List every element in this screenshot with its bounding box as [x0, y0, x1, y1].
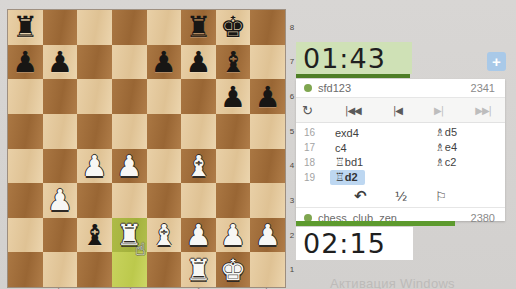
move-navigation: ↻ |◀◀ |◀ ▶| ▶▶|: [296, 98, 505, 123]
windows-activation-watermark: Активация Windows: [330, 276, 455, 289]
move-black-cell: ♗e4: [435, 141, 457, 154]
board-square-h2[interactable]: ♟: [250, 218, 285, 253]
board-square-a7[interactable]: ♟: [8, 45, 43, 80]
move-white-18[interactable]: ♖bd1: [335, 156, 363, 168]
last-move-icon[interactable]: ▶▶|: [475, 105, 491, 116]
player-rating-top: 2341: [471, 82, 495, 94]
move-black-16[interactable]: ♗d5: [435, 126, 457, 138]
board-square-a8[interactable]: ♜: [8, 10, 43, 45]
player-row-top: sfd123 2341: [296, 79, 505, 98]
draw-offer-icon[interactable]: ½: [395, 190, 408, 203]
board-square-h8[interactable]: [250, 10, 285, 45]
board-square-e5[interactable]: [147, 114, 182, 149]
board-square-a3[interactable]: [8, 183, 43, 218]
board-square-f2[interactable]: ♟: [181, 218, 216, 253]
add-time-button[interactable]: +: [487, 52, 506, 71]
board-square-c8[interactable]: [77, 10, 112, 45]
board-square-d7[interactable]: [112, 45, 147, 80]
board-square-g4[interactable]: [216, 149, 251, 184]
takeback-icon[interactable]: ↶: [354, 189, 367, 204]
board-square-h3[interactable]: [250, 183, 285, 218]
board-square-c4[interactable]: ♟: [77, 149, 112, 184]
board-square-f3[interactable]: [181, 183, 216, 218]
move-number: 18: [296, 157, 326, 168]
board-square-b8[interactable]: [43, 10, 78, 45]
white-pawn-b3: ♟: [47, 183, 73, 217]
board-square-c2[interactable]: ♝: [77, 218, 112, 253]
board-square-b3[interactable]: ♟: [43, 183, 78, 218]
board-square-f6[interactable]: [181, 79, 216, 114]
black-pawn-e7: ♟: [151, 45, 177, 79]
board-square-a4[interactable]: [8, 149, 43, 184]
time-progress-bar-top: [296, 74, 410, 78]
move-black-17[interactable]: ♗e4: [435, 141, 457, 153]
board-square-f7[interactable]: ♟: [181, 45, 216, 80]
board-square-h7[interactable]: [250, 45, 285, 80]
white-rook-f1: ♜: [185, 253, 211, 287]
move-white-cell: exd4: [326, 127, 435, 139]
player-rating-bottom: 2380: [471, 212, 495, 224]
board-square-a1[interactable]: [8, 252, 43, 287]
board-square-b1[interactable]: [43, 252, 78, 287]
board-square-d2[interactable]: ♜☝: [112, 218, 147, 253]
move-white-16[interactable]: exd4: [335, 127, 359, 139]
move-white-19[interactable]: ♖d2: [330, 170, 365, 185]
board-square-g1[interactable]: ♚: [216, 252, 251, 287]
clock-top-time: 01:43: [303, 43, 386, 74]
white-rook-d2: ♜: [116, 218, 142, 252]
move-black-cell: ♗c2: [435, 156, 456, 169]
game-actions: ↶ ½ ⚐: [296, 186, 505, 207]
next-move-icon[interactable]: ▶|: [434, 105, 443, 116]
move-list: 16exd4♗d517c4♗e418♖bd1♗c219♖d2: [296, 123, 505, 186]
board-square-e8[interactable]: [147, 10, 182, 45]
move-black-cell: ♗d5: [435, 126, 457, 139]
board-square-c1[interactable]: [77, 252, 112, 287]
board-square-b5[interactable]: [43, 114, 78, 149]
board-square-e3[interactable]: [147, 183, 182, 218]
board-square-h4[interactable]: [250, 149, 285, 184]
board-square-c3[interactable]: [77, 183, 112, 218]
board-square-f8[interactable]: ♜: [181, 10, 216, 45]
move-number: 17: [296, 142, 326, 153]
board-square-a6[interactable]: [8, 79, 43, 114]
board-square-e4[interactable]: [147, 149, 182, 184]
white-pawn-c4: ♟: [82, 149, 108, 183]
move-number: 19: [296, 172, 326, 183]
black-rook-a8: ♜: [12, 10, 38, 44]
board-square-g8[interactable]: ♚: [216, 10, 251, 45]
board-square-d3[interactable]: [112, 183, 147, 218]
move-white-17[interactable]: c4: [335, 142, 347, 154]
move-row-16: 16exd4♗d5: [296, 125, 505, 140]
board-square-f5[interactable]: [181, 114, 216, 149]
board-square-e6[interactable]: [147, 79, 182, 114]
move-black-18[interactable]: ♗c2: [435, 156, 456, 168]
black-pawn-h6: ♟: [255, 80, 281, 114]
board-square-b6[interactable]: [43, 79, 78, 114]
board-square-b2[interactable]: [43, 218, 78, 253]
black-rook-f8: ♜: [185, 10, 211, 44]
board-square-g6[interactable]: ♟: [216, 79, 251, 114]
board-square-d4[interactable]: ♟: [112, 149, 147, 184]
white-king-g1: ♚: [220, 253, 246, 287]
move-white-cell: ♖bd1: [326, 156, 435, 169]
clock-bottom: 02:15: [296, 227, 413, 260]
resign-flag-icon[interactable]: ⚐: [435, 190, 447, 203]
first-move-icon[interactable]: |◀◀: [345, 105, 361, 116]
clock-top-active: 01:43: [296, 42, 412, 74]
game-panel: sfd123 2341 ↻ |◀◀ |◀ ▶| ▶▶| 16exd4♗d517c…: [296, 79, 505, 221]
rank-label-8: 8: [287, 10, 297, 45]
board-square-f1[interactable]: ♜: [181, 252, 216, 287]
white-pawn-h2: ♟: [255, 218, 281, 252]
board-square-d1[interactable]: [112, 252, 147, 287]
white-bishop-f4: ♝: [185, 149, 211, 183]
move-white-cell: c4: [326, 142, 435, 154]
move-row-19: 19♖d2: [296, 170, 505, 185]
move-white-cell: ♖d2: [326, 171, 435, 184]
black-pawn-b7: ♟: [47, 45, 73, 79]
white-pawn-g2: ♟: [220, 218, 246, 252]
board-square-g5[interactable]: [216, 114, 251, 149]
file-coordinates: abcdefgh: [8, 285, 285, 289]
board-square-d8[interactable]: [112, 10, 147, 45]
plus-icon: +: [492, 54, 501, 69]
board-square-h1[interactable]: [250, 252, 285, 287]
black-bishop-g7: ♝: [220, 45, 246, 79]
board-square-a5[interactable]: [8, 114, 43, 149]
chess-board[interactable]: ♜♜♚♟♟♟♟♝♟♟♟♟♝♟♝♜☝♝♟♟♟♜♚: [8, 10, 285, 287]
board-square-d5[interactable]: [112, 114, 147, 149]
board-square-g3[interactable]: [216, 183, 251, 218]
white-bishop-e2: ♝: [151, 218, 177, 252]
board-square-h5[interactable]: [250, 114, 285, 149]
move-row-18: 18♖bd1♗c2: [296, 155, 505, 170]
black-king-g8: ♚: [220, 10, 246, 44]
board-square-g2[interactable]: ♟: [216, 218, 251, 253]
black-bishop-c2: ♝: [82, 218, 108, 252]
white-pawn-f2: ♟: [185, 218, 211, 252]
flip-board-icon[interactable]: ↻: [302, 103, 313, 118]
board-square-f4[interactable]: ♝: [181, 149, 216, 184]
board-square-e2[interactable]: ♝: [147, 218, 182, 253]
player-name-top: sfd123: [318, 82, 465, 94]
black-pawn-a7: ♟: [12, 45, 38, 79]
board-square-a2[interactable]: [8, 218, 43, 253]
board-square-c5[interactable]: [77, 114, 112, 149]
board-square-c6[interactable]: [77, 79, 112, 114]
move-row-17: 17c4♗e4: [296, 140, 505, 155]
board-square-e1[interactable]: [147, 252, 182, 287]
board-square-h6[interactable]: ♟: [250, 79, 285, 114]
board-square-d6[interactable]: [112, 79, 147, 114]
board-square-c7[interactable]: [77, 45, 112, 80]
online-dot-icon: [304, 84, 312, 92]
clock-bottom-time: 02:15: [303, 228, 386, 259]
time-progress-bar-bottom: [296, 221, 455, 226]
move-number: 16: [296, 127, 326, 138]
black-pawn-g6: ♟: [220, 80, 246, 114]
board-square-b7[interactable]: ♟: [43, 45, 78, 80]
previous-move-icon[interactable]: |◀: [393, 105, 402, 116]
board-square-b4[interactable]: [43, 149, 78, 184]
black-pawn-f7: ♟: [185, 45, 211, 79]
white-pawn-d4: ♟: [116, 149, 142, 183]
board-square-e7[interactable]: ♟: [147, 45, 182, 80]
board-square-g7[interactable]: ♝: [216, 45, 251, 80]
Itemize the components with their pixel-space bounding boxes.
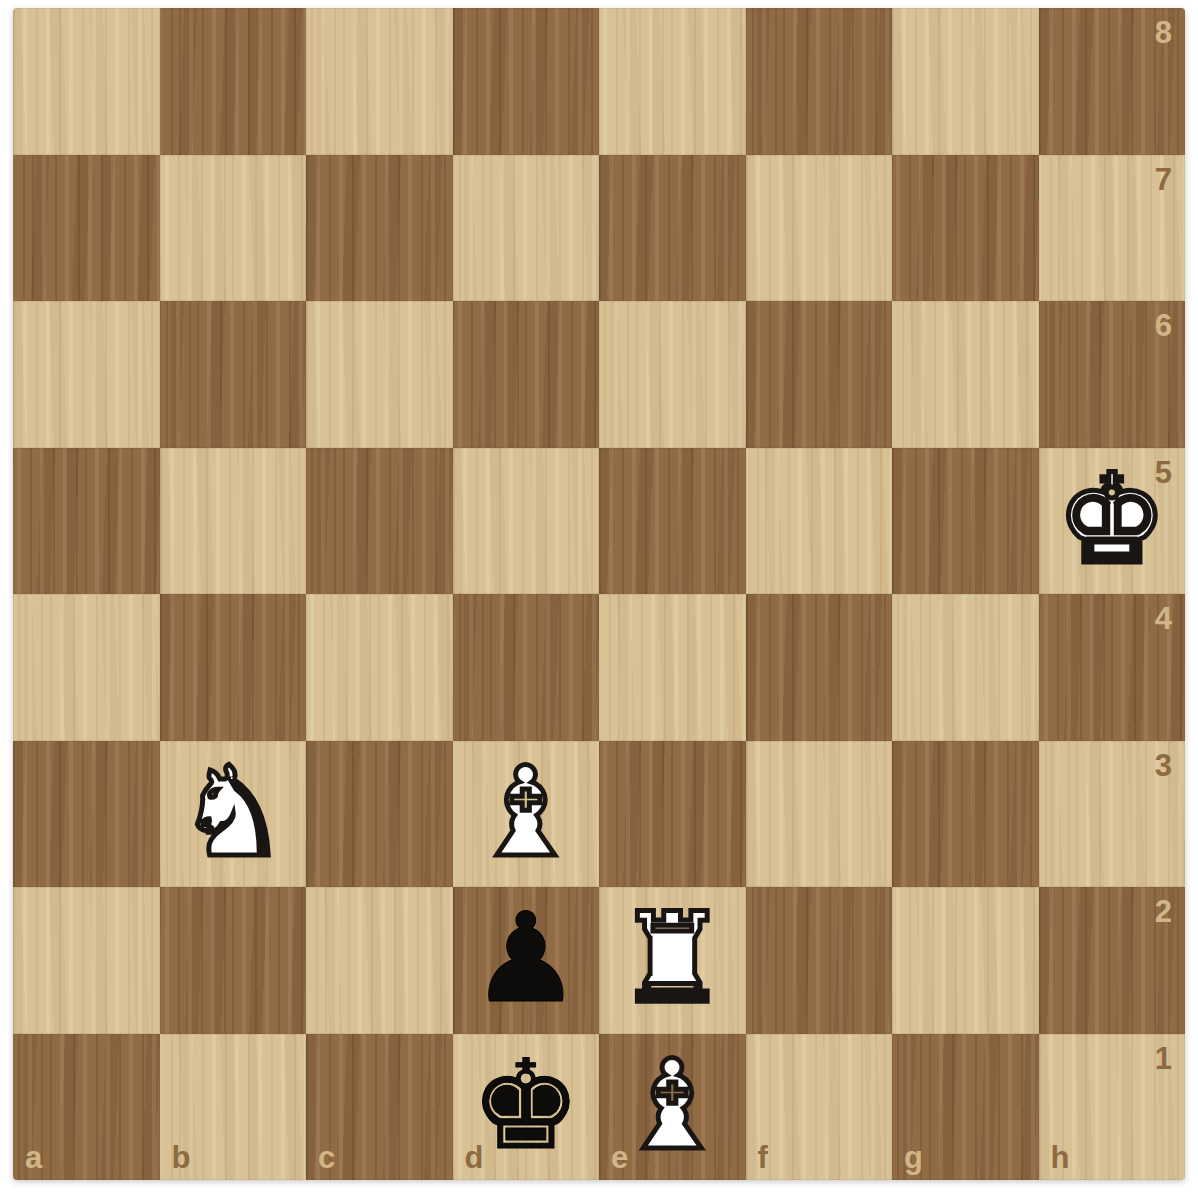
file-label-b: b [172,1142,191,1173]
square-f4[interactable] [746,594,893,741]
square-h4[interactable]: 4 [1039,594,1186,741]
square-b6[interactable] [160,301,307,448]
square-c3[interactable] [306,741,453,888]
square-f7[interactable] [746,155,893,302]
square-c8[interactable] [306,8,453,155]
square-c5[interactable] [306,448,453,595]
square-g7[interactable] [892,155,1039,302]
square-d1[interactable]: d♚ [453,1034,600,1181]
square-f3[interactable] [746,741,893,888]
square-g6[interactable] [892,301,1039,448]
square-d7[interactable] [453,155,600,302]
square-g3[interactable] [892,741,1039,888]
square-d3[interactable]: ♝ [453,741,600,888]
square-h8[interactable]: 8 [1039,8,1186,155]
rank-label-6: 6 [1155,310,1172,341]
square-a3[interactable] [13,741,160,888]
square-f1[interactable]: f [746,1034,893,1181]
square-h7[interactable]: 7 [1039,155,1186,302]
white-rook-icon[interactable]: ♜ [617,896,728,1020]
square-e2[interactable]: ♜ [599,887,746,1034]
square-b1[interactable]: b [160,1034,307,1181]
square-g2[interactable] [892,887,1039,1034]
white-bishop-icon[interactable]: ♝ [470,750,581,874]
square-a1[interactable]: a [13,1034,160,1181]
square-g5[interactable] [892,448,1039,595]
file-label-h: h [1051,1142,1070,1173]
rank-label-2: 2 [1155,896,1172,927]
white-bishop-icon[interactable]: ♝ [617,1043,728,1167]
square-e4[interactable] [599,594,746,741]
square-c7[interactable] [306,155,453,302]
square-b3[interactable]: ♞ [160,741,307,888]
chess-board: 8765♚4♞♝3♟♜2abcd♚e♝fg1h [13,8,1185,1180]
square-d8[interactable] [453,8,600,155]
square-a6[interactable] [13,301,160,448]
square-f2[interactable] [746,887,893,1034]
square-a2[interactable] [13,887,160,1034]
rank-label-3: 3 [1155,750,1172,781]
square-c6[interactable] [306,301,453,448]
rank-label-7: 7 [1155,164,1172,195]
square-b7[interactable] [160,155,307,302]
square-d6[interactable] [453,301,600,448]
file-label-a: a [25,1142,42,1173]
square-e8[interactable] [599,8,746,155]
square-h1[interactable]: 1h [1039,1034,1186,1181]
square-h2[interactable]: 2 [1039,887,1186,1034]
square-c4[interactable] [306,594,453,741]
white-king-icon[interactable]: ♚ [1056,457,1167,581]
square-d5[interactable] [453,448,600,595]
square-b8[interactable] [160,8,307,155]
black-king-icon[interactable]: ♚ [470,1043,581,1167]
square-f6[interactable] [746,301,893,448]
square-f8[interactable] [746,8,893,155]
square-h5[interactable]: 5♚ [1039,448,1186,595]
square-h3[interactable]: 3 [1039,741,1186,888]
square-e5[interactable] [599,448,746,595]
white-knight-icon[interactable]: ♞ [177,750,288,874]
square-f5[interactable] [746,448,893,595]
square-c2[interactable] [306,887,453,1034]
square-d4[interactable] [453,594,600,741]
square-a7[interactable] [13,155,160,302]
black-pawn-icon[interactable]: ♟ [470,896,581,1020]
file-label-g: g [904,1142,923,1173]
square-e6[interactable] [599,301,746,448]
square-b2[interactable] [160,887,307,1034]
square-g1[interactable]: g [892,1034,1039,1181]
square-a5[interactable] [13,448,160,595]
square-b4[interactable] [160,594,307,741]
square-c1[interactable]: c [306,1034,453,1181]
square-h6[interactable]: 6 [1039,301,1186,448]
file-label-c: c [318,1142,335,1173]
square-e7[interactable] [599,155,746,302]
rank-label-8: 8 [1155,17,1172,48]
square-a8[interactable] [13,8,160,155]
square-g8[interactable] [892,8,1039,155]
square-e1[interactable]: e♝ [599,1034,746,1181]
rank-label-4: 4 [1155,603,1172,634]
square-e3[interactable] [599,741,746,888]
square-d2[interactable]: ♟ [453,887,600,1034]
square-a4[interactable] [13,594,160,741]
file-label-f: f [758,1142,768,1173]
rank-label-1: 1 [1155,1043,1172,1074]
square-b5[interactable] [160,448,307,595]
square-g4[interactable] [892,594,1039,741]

_Description of the task_: Lay out the lines from the one containing "file-label-b: b [172,1142,191,1173]" down to the one containing "square-c8[interactable] [306,8,453,155]" as a JSON list of strings, one string per line and blank lines left out.

_Task solution_:
[
  "file-label-b: b [172,1142,191,1173]",
  "square-f4[interactable] [746,594,893,741]",
  "square-h4[interactable]: 4 [1039,594,1186,741]",
  "square-b6[interactable] [160,301,307,448]",
  "square-c3[interactable] [306,741,453,888]",
  "square-f7[interactable] [746,155,893,302]",
  "square-c8[interactable] [306,8,453,155]"
]